(AIM OF THE TASK): Find the lines containing "People" and say how many there are, with no other words.

◆ ◆ ◆ ◆

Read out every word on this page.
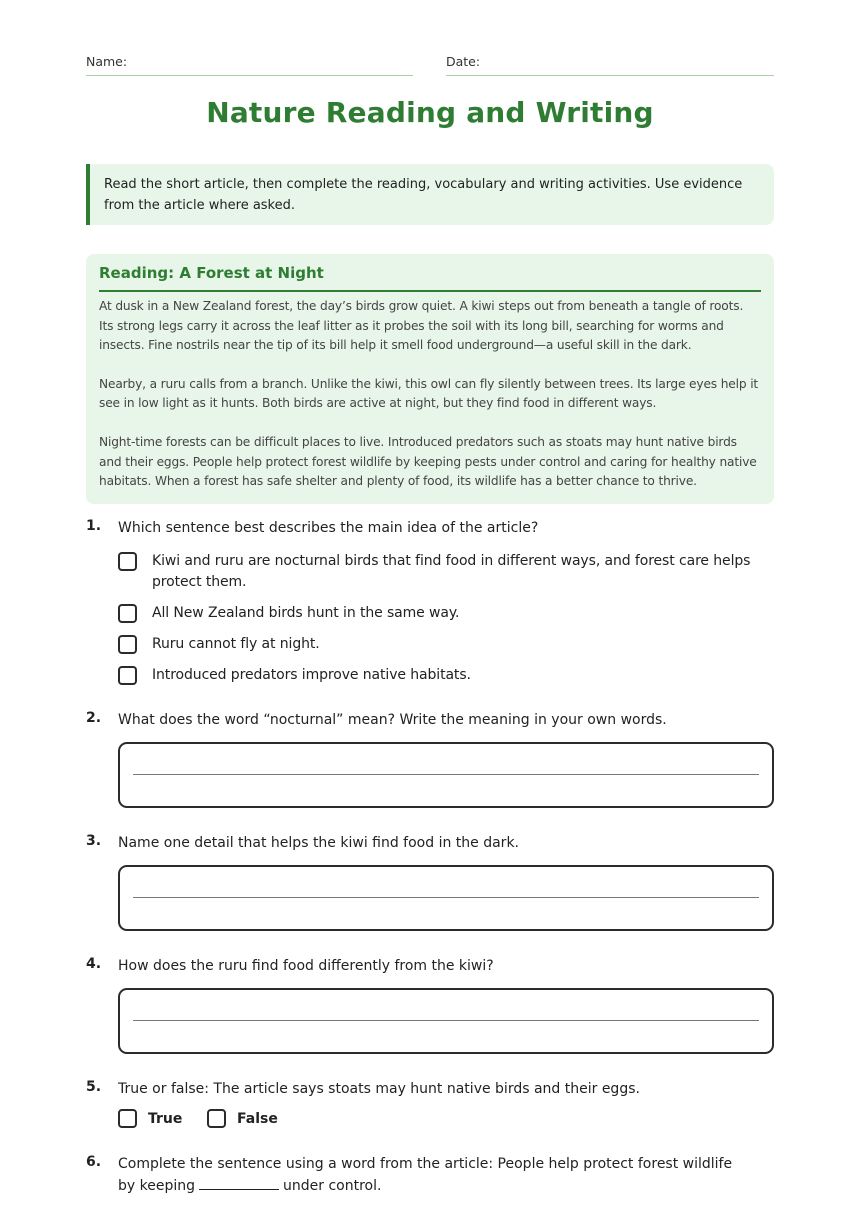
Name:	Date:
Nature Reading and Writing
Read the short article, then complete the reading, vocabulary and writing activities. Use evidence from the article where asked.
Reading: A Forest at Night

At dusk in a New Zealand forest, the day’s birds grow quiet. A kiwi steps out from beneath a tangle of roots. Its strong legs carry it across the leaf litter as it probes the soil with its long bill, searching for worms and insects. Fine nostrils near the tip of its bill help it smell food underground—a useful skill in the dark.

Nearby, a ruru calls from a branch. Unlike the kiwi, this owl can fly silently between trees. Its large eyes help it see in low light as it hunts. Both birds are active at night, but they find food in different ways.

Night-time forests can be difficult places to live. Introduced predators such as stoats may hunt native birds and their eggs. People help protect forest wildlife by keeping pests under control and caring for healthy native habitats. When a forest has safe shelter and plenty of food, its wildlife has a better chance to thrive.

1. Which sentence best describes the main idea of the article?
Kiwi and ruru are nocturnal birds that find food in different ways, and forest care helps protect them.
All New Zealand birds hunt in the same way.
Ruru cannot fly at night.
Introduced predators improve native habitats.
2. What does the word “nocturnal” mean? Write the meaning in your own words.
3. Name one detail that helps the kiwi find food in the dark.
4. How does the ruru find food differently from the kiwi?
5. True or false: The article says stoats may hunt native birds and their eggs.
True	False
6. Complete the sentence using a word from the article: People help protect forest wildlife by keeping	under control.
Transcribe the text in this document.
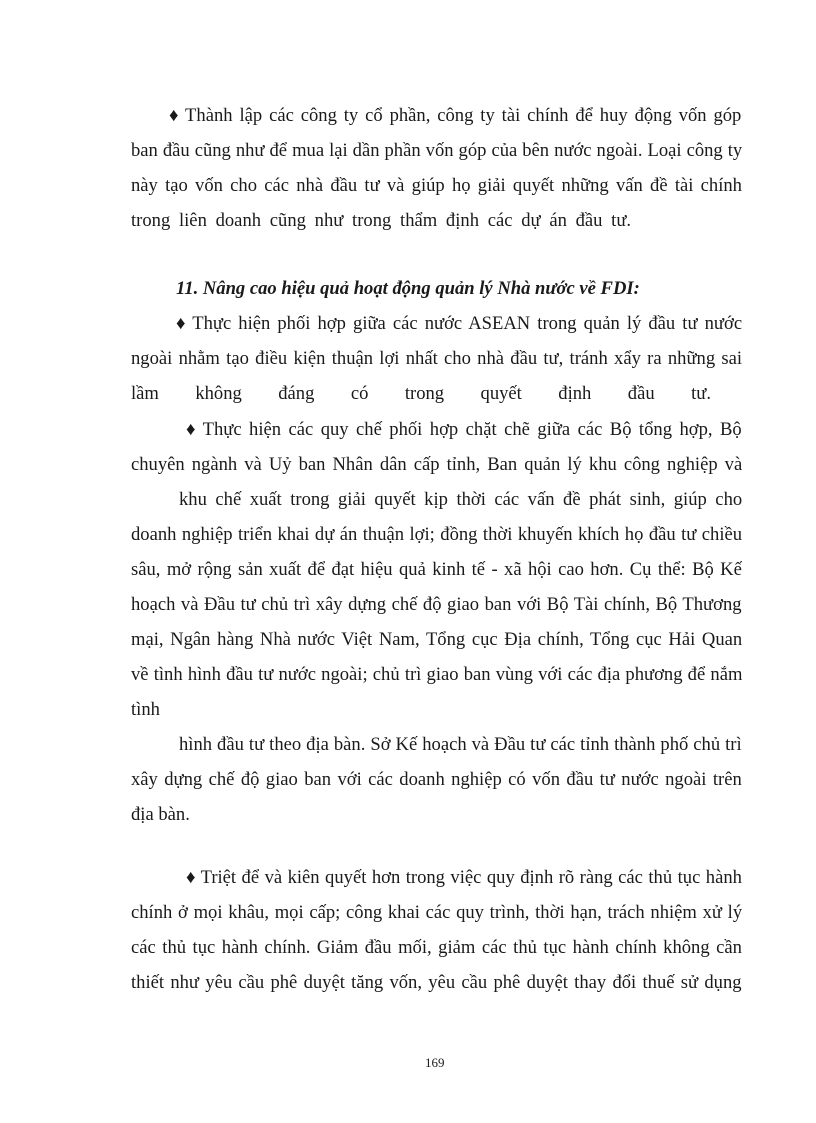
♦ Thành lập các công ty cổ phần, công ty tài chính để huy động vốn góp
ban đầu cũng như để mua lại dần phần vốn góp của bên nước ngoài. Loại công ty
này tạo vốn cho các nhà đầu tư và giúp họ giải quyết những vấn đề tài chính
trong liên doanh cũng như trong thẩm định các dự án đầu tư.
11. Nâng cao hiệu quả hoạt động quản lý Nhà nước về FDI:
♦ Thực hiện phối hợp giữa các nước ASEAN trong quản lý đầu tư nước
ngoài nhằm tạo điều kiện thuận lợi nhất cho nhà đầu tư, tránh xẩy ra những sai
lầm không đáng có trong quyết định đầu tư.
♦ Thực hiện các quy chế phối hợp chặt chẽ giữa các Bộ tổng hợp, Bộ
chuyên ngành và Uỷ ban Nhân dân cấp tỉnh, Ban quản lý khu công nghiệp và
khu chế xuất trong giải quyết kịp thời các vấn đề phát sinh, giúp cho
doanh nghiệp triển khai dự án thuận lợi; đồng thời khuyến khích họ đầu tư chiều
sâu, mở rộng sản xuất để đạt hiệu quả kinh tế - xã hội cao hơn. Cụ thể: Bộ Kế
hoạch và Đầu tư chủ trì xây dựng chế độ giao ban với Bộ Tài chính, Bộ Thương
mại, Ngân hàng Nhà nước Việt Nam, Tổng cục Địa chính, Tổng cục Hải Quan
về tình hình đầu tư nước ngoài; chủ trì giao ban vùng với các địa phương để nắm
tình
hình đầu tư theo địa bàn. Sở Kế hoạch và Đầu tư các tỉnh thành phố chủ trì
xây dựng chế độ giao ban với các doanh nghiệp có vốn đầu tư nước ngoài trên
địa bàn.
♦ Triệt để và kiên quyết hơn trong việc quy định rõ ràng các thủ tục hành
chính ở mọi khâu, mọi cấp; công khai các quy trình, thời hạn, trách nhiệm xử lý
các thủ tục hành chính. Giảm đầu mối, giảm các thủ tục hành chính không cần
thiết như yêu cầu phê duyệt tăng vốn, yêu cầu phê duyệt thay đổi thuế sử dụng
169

◆ ◆ ◆ ◆

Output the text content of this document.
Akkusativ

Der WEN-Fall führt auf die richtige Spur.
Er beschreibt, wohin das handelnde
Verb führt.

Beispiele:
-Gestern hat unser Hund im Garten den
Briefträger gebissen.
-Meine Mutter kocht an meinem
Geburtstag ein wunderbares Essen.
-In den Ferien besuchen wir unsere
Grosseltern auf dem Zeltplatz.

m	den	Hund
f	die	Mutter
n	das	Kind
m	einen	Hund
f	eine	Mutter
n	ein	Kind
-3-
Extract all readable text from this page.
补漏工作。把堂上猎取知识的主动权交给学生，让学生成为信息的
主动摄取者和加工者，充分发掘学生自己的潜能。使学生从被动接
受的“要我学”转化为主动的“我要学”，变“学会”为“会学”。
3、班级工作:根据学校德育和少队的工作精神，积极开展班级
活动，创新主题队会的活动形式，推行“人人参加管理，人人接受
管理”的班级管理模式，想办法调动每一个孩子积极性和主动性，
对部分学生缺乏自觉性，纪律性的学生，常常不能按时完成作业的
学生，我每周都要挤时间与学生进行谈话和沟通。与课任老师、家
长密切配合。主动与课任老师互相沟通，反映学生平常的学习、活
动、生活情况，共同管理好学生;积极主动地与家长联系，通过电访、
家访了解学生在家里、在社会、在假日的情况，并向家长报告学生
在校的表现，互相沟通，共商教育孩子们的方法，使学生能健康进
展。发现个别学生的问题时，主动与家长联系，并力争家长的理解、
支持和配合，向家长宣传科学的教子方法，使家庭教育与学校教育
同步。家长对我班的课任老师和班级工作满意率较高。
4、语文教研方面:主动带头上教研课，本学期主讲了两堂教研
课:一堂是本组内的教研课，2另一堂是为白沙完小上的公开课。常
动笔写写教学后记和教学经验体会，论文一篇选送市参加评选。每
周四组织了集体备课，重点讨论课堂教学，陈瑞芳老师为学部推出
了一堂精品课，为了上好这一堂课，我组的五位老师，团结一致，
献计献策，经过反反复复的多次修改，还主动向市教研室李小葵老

◆ ◆ ◆ ◆

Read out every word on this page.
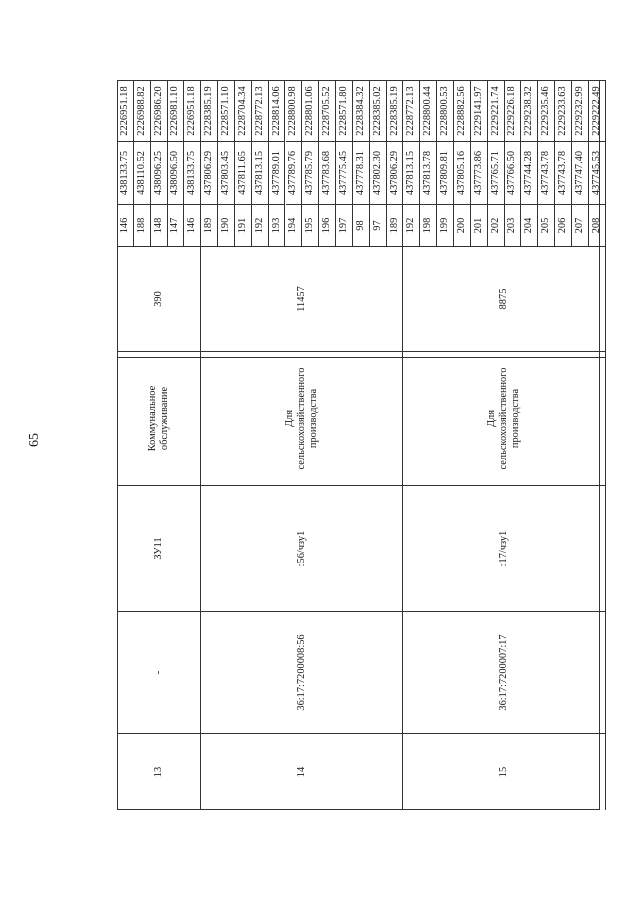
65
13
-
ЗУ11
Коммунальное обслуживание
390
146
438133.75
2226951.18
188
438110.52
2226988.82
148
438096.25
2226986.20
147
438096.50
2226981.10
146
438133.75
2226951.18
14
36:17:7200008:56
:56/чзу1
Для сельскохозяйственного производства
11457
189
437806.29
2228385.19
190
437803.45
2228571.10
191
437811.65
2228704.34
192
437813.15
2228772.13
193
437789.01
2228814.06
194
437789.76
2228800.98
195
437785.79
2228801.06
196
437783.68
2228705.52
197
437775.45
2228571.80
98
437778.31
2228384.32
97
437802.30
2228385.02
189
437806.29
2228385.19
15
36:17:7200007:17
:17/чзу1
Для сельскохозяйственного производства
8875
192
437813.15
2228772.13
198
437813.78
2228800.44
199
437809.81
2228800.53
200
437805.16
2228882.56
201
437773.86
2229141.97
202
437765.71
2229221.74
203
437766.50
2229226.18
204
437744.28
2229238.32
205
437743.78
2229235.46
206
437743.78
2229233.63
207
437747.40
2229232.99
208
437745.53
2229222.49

◆ ◆ ◆ ◆

(RESPONSE TO THE EXERCISE): 2